= Raw records =
————

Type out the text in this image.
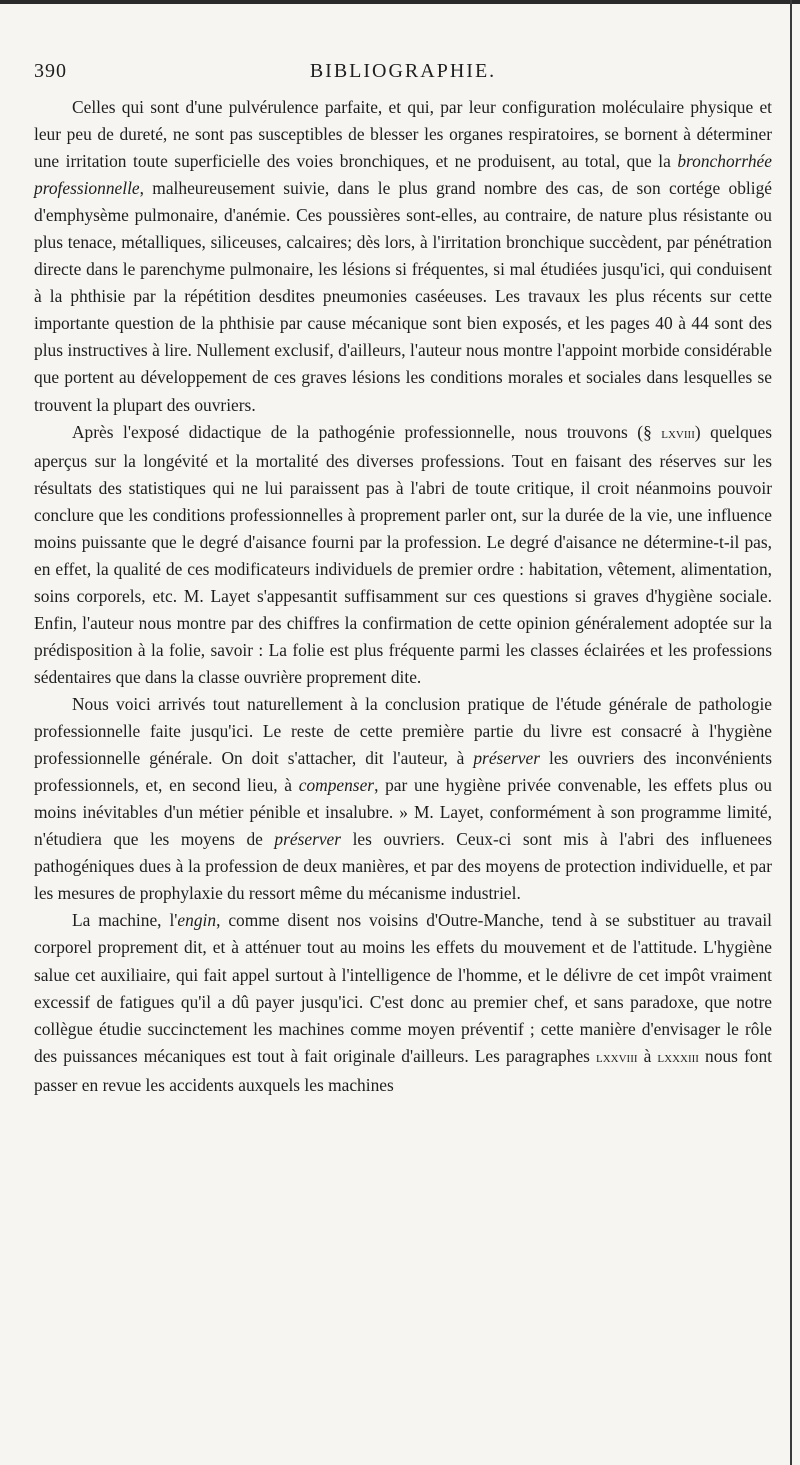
390	BIBLIOGRAPHIE.

Celles qui sont d'une pulvérulence parfaite, et qui, par leur configuration moléculaire physique et leur peu de dureté, ne sont pas susceptibles de blesser les organes respiratoires, se bornent à déterminer une irritation toute superficielle des voies bronchiques, et ne produisent, au total, que la bronchorrhée professionnelle, malheureusement suivie, dans le plus grand nombre des cas, de son cortége obligé d'emphysème pulmonaire, d'anémie. Ces poussières sont-elles, au contraire, de nature plus résistante ou plus tenace, métalliques, siliceuses, calcaires; dès lors, à l'irritation bronchique succèdent, par pénétration directe dans le parenchyme pulmonaire, les lésions si fréquentes, si mal étudiées jusqu'ici, qui conduisent à la phthisie par la répétition desdites pneumonies caséeuses. Les travaux les plus récents sur cette importante question de la phthisie par cause mécanique sont bien exposés, et les pages 40 à 44 sont des plus instructives à lire. Nullement exclusif, d'ailleurs, l'auteur nous montre l'appoint morbide considérable que portent au développement de ces graves lésions les conditions morales et sociales dans lesquelles se trouvent la plupart des ouvriers.

Après l'exposé didactique de la pathogénie professionnelle, nous trouvons (§ lxviii) quelques aperçus sur la longévité et la mortalité des diverses professions. Tout en faisant des réserves sur les résultats des statistiques qui ne lui paraissent pas à l'abri de toute critique, il croit néanmoins pouvoir conclure que les conditions professionnelles à proprement parler ont, sur la durée de la vie, une influence moins puissante que le degré d'aisance fourni par la profession. Le degré d'aisance ne détermine-t-il pas, en effet, la qualité de ces modificateurs individuels de premier ordre : habitation, vêtement, alimentation, soins corporels, etc. M. Layet s'appesantit suffisamment sur ces questions si graves d'hygiène sociale. Enfin, l'auteur nous montre par des chiffres la confirmation de cette opinion généralement adoptée sur la prédisposition à la folie, savoir : La folie est plus fréquente parmi les classes éclairées et les professions sédentaires que dans la classe ouvrière proprement dite.

Nous voici arrivés tout naturellement à la conclusion pratique de l'étude générale de pathologie professionnelle faite jusqu'ici. Le reste de cette première partie du livre est consacré à l'hygiène professionnelle générale. On doit s'attacher, dit l'auteur, à préserver les ouvriers des inconvénients professionnels, et, en second lieu, à compenser, par une hygiène privée convenable, les effets plus ou moins inévitables d'un métier pénible et insalubre. » M. Layet, conformément à son programme limité, n'étudiera que les moyens de préserver les ouvriers. Ceux-ci sont mis à l'abri des influenees pathogéniques dues à la profession de deux manières, et par des moyens de protection individuelle, et par les mesures de prophylaxie du ressort même du mécanisme industriel.

La machine, l'engin, comme disent nos voisins d'Outre-Manche, tend à se substituer au travail corporel proprement dit, et à atténuer tout au moins les effets du mouvement et de l'attitude. L'hygiène salue cet auxiliaire, qui fait appel surtout à l'intelligence de l'homme, et le délivre de cet impôt vraiment excessif de fatigues qu'il a dû payer jusqu'ici. C'est donc au premier chef, et sans paradoxe, que notre collègue étudie succinctement les machines comme moyen préventif ; cette manière d'envisager le rôle des puissances mécaniques est tout à fait originale d'ailleurs. Les paragraphes lxxviii à lxxxiii nous font passer en revue les accidents auxquels les machines
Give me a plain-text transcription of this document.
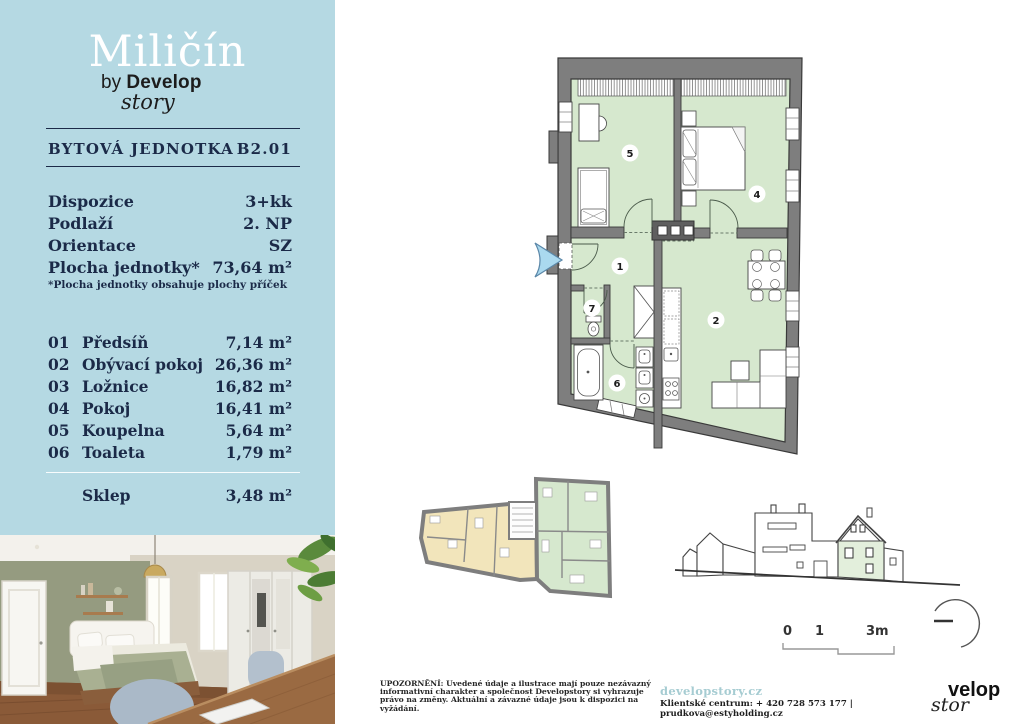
Miličín
by Develop
story
BYTOVÁ JEDNOTKA B2.01
Dispozice	3+kk
Podlaží	2. NP
Orientace	SZ
Plocha jednotky* 73,64 m²
*Plocha jednotky obsahuje plochy příček
01 Předsíň	7,14 m²
02 Obývací pokoj 26,36 m²
03 Ložnice	16,82 m²
04 Pokoj	16,41 m²
05 Koupelna	5,64 m²
06 Toaleta	1,79 m²
Sklep	3,48 m²
5
4
1
2
7
6
0 1	3m
UPOZORNĚNÍ: Uvedené údaje a ilustrace mají pouze nezávazný
informativní charakter a společnost Developstory si vyhrazuje
právo na změny. Aktuální a závazné údaje jsou k dispozici na vyžádání.
developstory.cz
Klientské centrum: + 420 728 573 177 | prudkova@estyholding.cz
velop
stor
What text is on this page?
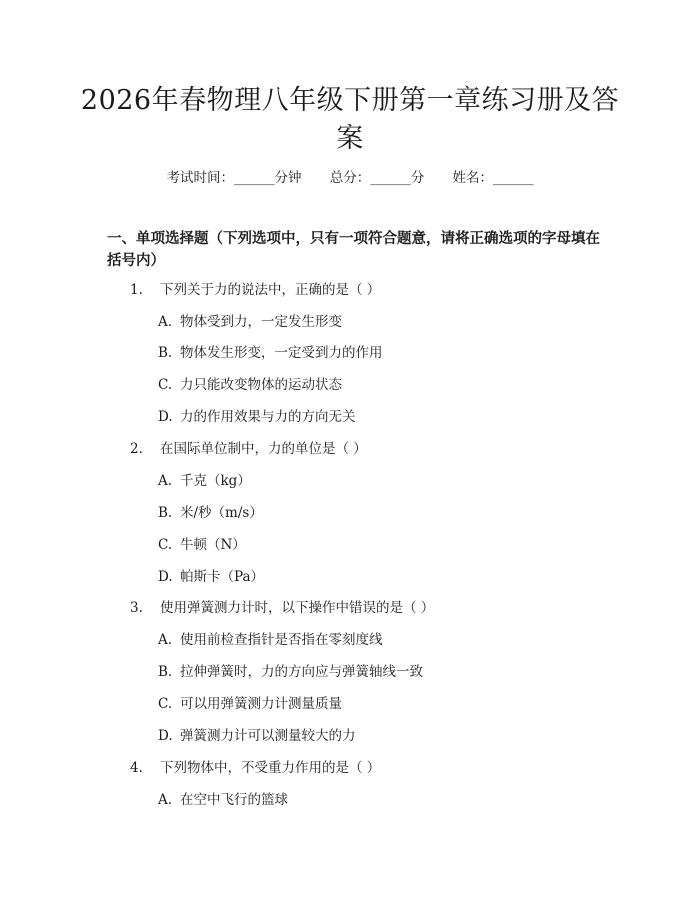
2026年春物理八年级下册第一章练习册及答案
考试时间：______分钟 总分：______分 姓名：______
一、单项选择题（下列选项中，只有一项符合题意，请将正确选项的字母填在括号内）
1. 下列关于力的说法中，正确的是（ ）
A. 物体受到力，一定发生形变
B. 物体发生形变，一定受到力的作用
C. 力只能改变物体的运动状态
D. 力的作用效果与力的方向无关
2. 在国际单位制中，力的单位是（ ）
A. 千克（kg）
B. 米/秒（m/s）
C. 牛顿（N）
D. 帕斯卡（Pa）
3. 使用弹簧测力计时，以下操作中错误的是（ ）
A. 使用前检查指针是否指在零刻度线
B. 拉伸弹簧时，力的方向应与弹簧轴线一致
C. 可以用弹簧测力计测量质量
D. 弹簧测力计可以测量较大的力
4. 下列物体中，不受重力作用的是（ ）
A. 在空中飞行的篮球
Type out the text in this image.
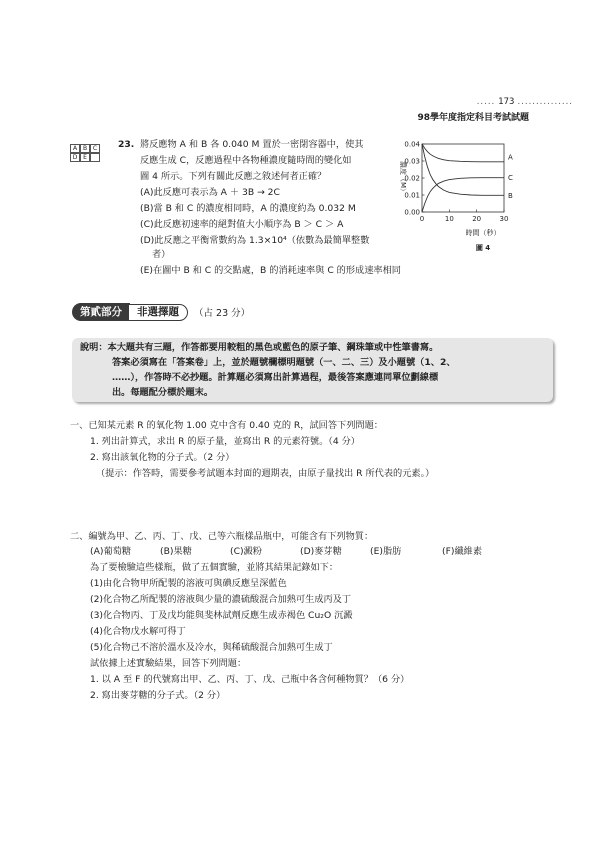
..... 173 .....
98學年度指定科目考試試題
A B C
D E
23. 將反應物 A 和 B 各 0.040 M 置於一密閉容器中，使其
反應生成 C，反應過程中各物種濃度隨時間的變化如
圖 4 所示。下列有關此反應之敘述何者正確？
(A)此反應可表示為 A ＋ 3B → 2C
(B)當 B 和 C 的濃度相同時，A 的濃度約為 0.032 M
(C)此反應初速率的絕對值大小順序為 B ＞ C ＞ A
(D)此反應之平衡常數約為 1.3×10⁴（依數為最簡單整數
者）
(E)在圖中 B 和 C 的交點處，B 的消耗速率與 C 的形成速率相同
A
C
B
0.00
0.01
0.02
0.03
0.04
0	10	20	30
濃度（M）
時間（秒）
圖 4
第貳部分	非選擇題	（占 23 分）
說明：本大題共有三題，作答都要用較粗的黑色或藍色的原子筆、鋼珠筆或中性筆書寫。
答案必須寫在「答案卷」上，並於題號欄標明題號（一、二、三）及小題號（1、2、
……），作答時不必抄題。計算題必須寫出計算過程，最後答案應連同單位劃線標
出。每題配分標於題末。
一、已知某元素 R 的氧化物 1.00 克中含有 0.40 克的 R，試回答下列問題：
1. 列出計算式，求出 R 的原子量，並寫出 R 的元素符號。（4 分）
2. 寫出該氧化物的分子式。（2 分）
（提示：作答時，需要參考試題本封面的週期表，由原子量找出 R 所代表的元素。）
二、編號為甲、乙、丙、丁、戊、己等六瓶樣品瓶中，可能含有下列物質：
(A)葡萄糖	(B)果糖	(C)澱粉	(D)麥芽糖	(E)脂肪	(F)纖維素
為了要檢驗這些樣瓶，做了五個實驗，並將其結果記錄如下：
(1)由化合物甲所配製的溶液可與碘反應呈深藍色
(2)化合物乙所配製的溶液與少量的濃硫酸混合加熱可生成丙及丁
(3)化合物丙、丁及戊均能與斐林試劑反應生成赤褐色 Cu₂O 沉澱
(4)化合物戊水解可得丁
(5)化合物己不溶於溫水及冷水，與稀硫酸混合加熱可生成丁
試依據上述實驗結果，回答下列問題：
1. 以 A 至 F 的代號寫出甲、乙、丙、丁、戊、己瓶中各含何種物質？（6 分）
2. 寫出麥芽糖的分子式。（2 分）
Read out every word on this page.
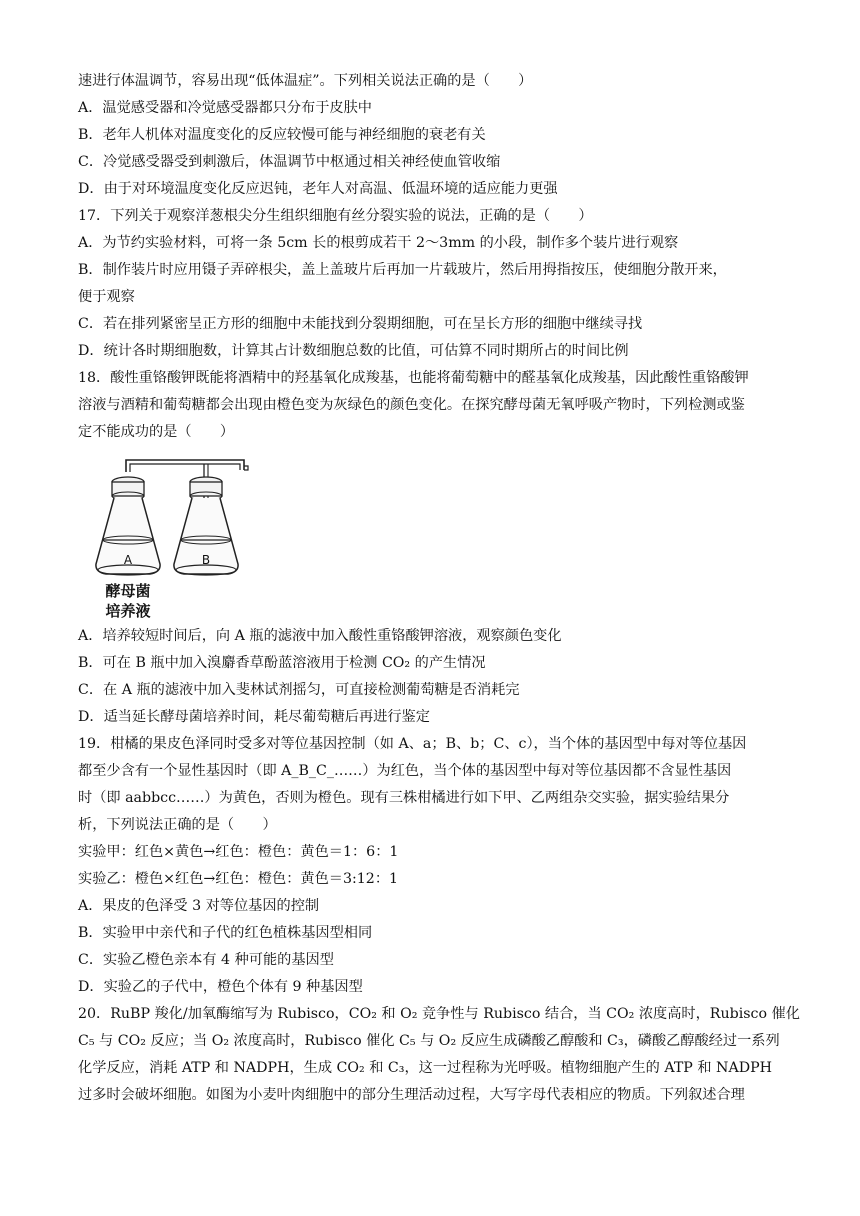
速进行体温调节，容易出现“低体温症”。下列相关说法正确的是（　　）
A．温觉感受器和冷觉感受器都只分布于皮肤中
B．老年人机体对温度变化的反应较慢可能与神经细胞的衰老有关
C．冷觉感受器受到刺激后，体温调节中枢通过相关神经使血管收缩
D．由于对环境温度变化反应迟钝，老年人对高温、低温环境的适应能力更强
17．下列关于观察洋葱根尖分生组织细胞有丝分裂实验的说法，正确的是（　　）
A．为节约实验材料，可将一条 5cm 长的根剪成若干 2～3mm 的小段，制作多个装片进行观察
B．制作装片时应用镊子弄碎根尖，盖上盖玻片后再加一片载玻片，然后用拇指按压，使细胞分散开来，
便于观察
C．若在排列紧密呈正方形的细胞中未能找到分裂期细胞，可在呈长方形的细胞中继续寻找
D．统计各时期细胞数，计算其占计数细胞总数的比值，可估算不同时期所占的时间比例
18．酸性重铬酸钾既能将酒精中的羟基氧化成羧基，也能将葡萄糖中的醛基氧化成羧基，因此酸性重铬酸钾
溶液与酒精和葡萄糖都会出现由橙色变为灰绿色的颜色变化。在探究酵母菌无氧呼吸产物时，下列检测或鉴
定不能成功的是（　　）
A．培养较短时间后，向 A 瓶的滤液中加入酸性重铬酸钾溶液，观察颜色变化
B．可在 B 瓶中加入溴麝香草酚蓝溶液用于检测 CO₂ 的产生情况
C．在 A 瓶的滤液中加入斐林试剂摇匀，可直接检测葡萄糖是否消耗完
D．适当延长酵母菌培养时间，耗尽葡萄糖后再进行鉴定
19．柑橘的果皮色泽同时受多对等位基因控制（如 A、a；B、b；C、c），当个体的基因型中每对等位基因
都至少含有一个显性基因时（即 A_B_C_……）为红色，当个体的基因型中每对等位基因都不含显性基因
时（即 aabbcc……）为黄色，否则为橙色。现有三株柑橘进行如下甲、乙两组杂交实验，据实验结果分
析，下列说法正确的是（　　）
实验甲：红色×黄色→红色：橙色：黄色＝1：6：1
实验乙：橙色×红色→红色：橙色：黄色＝3:12：1
A．果皮的色泽受 3 对等位基因的控制
B．实验甲中亲代和子代的红色植株基因型相同
C．实验乙橙色亲本有 4 种可能的基因型
D．实验乙的子代中，橙色个体有 9 种基因型
20．RuBP 羧化/加氧酶缩写为 Rubisco，CO₂ 和 O₂ 竞争性与 Rubisco 结合，当 CO₂ 浓度高时，Rubisco 催化
C₅ 与 CO₂ 反应；当 O₂ 浓度高时，Rubisco 催化 C₅ 与 O₂ 反应生成磷酸乙醇酸和 C₃，磷酸乙醇酸经过一系列
化学反应，消耗 ATP 和 NADPH，生成 CO₂ 和 C₃，这一过程称为光呼吸。植物细胞产生的 ATP 和 NADPH
过多时会破坏细胞。如图为小麦叶肉细胞中的部分生理活动过程，大写字母代表相应的物质。下列叙述合理
A	B
酵母菌
培养液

————

= Requirements =
Using the entries above, find all lines with "Plocha". Copy them.

= Solution for this task =
Plocha jednotky* 73,64 m²
*Plocha jednotky obsahuje plochy příček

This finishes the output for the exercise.